▼

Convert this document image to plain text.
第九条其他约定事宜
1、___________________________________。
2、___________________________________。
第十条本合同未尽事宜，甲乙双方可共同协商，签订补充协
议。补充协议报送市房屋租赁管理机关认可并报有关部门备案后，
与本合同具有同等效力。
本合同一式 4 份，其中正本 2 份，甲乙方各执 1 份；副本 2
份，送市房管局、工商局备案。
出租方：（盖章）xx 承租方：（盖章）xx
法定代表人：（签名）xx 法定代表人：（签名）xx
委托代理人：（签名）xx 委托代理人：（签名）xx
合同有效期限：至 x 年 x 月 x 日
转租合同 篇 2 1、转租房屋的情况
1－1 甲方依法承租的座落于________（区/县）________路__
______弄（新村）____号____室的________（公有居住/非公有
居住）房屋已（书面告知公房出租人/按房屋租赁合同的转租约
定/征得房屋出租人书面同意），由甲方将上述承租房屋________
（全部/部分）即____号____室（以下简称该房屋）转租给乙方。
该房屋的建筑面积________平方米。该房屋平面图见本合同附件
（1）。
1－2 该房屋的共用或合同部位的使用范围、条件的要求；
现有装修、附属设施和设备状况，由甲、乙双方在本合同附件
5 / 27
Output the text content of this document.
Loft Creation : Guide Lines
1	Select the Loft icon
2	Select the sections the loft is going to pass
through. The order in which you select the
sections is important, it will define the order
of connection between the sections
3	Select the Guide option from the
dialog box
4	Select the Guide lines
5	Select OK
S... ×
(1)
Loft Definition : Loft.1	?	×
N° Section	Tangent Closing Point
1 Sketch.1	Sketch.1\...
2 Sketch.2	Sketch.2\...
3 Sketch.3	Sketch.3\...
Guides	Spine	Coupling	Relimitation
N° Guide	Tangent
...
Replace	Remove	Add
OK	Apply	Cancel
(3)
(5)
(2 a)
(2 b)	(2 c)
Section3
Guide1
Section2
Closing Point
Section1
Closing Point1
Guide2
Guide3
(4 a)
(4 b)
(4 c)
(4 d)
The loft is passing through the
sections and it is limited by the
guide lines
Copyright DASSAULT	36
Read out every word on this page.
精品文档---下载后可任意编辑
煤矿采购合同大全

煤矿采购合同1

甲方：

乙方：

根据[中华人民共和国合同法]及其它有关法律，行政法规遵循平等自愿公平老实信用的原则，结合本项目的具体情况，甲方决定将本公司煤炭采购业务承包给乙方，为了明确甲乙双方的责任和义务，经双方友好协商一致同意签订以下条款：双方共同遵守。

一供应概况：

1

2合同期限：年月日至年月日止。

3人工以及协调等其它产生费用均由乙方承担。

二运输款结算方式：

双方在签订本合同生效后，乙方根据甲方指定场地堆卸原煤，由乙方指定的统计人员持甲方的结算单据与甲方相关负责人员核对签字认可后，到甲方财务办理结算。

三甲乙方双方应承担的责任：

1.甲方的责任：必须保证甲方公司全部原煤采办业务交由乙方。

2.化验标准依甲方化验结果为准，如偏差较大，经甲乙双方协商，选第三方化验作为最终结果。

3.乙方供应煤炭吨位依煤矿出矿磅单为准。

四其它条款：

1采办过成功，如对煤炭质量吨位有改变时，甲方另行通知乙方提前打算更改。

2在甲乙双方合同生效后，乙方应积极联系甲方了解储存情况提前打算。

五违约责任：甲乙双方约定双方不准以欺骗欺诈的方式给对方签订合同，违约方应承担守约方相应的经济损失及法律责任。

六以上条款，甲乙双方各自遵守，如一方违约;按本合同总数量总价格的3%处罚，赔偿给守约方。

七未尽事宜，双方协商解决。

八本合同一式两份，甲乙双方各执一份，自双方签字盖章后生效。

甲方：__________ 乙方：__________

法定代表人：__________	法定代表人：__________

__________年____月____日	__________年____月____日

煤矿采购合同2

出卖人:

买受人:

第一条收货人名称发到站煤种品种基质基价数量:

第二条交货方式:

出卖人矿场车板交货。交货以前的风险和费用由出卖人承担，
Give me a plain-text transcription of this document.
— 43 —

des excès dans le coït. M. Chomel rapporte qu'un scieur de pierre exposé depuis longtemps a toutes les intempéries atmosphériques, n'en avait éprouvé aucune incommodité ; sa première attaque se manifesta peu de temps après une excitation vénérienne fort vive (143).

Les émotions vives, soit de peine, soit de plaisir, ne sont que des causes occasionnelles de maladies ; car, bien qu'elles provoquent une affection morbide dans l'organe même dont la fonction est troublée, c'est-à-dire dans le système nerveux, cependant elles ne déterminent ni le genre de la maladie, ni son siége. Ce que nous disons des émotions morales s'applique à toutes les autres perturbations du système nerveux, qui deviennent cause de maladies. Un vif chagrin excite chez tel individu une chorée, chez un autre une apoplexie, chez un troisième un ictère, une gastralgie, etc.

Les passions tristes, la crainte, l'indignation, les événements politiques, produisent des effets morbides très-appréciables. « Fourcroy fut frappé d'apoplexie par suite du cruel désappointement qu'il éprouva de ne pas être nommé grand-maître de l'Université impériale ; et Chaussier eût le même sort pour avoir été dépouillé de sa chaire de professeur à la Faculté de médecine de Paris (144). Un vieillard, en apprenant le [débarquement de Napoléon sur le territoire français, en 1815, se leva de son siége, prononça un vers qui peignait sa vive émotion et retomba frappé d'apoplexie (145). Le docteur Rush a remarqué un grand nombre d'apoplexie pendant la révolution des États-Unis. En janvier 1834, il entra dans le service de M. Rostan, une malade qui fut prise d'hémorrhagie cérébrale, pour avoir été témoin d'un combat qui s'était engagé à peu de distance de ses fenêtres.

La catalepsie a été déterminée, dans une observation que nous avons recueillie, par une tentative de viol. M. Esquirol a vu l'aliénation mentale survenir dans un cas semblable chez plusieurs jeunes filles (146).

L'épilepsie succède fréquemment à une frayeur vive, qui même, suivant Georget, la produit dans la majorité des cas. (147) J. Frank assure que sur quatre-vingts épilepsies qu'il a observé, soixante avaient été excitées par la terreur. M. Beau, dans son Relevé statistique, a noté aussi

▲

- **THE TASK**
Reproduce the full listing word for word.

- **SOLUTION BELOW**
Convert this document image to plain text.
第九条其他约定事宜
1、___________________________________。
2、___________________________________。
第十条本合同未尽事宜，甲乙双方可共同协商，签订补充协
议。补充协议报送市房屋租赁管理机关认可并报有关部门备案后，
与本合同具有同等效力。
本合同一式 4 份，其中正本 2 份，甲乙方各执 1 份；副本 2
份，送市房管局、工商局备案。
出租方：（盖章）xx 承租方：（盖章）xx
法定代表人：（签名）xx 法定代表人：（签名）xx
委托代理人：（签名）xx 委托代理人：（签名）xx
合同有效期限：至 x 年 x 月 x 日
转租合同 篇 2 1、转租房屋的情况
1－1 甲方依法承租的座落于________（区/县）________路__
______弄（新村）____号____室的________（公有居住/非公有
居住）房屋已（书面告知公房出租人/按房屋租赁合同的转租约
定/征得房屋出租人书面同意），由甲方将上述承租房屋________
（全部/部分）即____号____室（以下简称该房屋）转租给乙方。
该房屋的建筑面积________平方米。该房屋平面图见本合同附件
（1）。
1－2 该房屋的共用或合同部位的使用范围、条件的要求；
现有装修、附属设施和设备状况，由甲、乙双方在本合同附件
5 / 27
Output the text content of this document.
Loft Creation : Guide Lines
1	Select the Loft icon
2	Select the sections the loft is going to pass
through. The order in which you select the
sections is important, it will define the order
of connection between the sections
3	Select the Guide option from the
dialog box
4	Select the Guide lines
5	Select OK
S... ×
(1)
Loft Definition : Loft.1	?	×
N° Section	Tangent Closing Point
1 Sketch.1	Sketch.1\...
2 Sketch.2	Sketch.2\...
3 Sketch.3	Sketch.3\...
Guides	Spine	Coupling	Relimitation
N° Guide	Tangent
...
Replace	Remove	Add
OK	Apply	Cancel
(3)
(5)
(2 a)
(2 b)	(2 c)
Section3
Guide1
Section2
Closing Point
Section1
Closing Point1
Guide2
Guide3
(4 a)
(4 b)
(4 c)
(4 d)
The loft is passing through the
sections and it is limited by the
guide lines
Copyright DASSAULT	36
Read out every word on this page.
精品文档---下载后可任意编辑
煤矿采购合同大全

煤矿采购合同1

甲方：

乙方：

根据[中华人民共和国合同法]及其它有关法律，行政法规遵循平等自愿公平老实信用的原则，结合本项目的具体情况，甲方决定将本公司煤炭采购业务承包给乙方，为了明确甲乙双方的责任和义务，经双方友好协商一致同意签订以下条款：双方共同遵守。

一供应概况：

1

2合同期限：年月日至年月日止。

3人工以及协调等其它产生费用均由乙方承担。

二运输款结算方式：

双方在签订本合同生效后，乙方根据甲方指定场地堆卸原煤，由乙方指定的统计人员持甲方的结算单据与甲方相关负责人员核对签字认可后，到甲方财务办理结算。

三甲乙方双方应承担的责任：

1.甲方的责任：必须保证甲方公司全部原煤采办业务交由乙方。

2.化验标准依甲方化验结果为准，如偏差较大，经甲乙双方协商，选第三方化验作为最终结果。

3.乙方供应煤炭吨位依煤矿出矿磅单为准。

四其它条款：

1采办过成功，如对煤炭质量吨位有改变时，甲方另行通知乙方提前打算更改。

2在甲乙双方合同生效后，乙方应积极联系甲方了解储存情况提前打算。

五违约责任：甲乙双方约定双方不准以欺骗欺诈的方式给对方签订合同，违约方应承担守约方相应的经济损失及法律责任。

六以上条款，甲乙双方各自遵守，如一方违约;按本合同总数量总价格的3%处罚，赔偿给守约方。

七未尽事宜，双方协商解决。

八本合同一式两份，甲乙双方各执一份，自双方签字盖章后生效。

甲方：__________ 乙方：__________

法定代表人：__________	法定代表人：__________

__________年____月____日	__________年____月____日

煤矿采购合同2

出卖人:

买受人:

第一条收货人名称发到站煤种品种基质基价数量:

第二条交货方式:

出卖人矿场车板交货。交货以前的风险和费用由出卖人承担，
Give me a plain-text transcription of this document.
— 43 —

des excès dans le coït. M. Chomel rapporte qu'un scieur de pierre exposé depuis longtemps a toutes les intempéries atmosphériques, n'en avait éprouvé aucune incommodité ; sa première attaque se manifesta peu de temps après une excitation vénérienne fort vive (143).

Les émotions vives, soit de peine, soit de plaisir, ne sont que des causes occasionnelles de maladies ; car, bien qu'elles provoquent une affection morbide dans l'organe même dont la fonction est troublée, c'est-à-dire dans le système nerveux, cependant elles ne déterminent ni le genre de la maladie, ni son siége. Ce que nous disons des émotions morales s'applique à toutes les autres perturbations du système nerveux, qui deviennent cause de maladies. Un vif chagrin excite chez tel individu une chorée, chez un autre une apoplexie, chez un troisième un ictère, une gastralgie, etc.

Les passions tristes, la crainte, l'indignation, les événements politiques, produisent des effets morbides très-appréciables. « Fourcroy fut frappé d'apoplexie par suite du cruel désappointement qu'il éprouva de ne pas être nommé grand-maître de l'Université impériale ; et Chaussier eût le même sort pour avoir été dépouillé de sa chaire de professeur à la Faculté de médecine de Paris (144). Un vieillard, en apprenant le [débarquement de Napoléon sur le territoire français, en 1815, se leva de son siége, prononça un vers qui peignait sa vive émotion et retomba frappé d'apoplexie (145). Le docteur Rush a remarqué un grand nombre d'apoplexie pendant la révolution des États-Unis. En janvier 1834, il entra dans le service de M. Rostan, une malade qui fut prise d'hémorrhagie cérébrale, pour avoir été témoin d'un combat qui s'était engagé à peu de distance de ses fenêtres.

La catalepsie a été déterminée, dans une observation que nous avons recueillie, par une tentative de viol. M. Esquirol a vu l'aliénation mentale survenir dans un cas semblable chez plusieurs jeunes filles (146).

L'épilepsie succède fréquemment à une frayeur vive, qui même, suivant Georget, la produit dans la majorité des cas. (147) J. Frank assure que sur quatre-vingts épilepsies qu'il a observé, soixante avaient été excitées par la terreur. M. Beau, dans son Relevé statistique, a noté aussi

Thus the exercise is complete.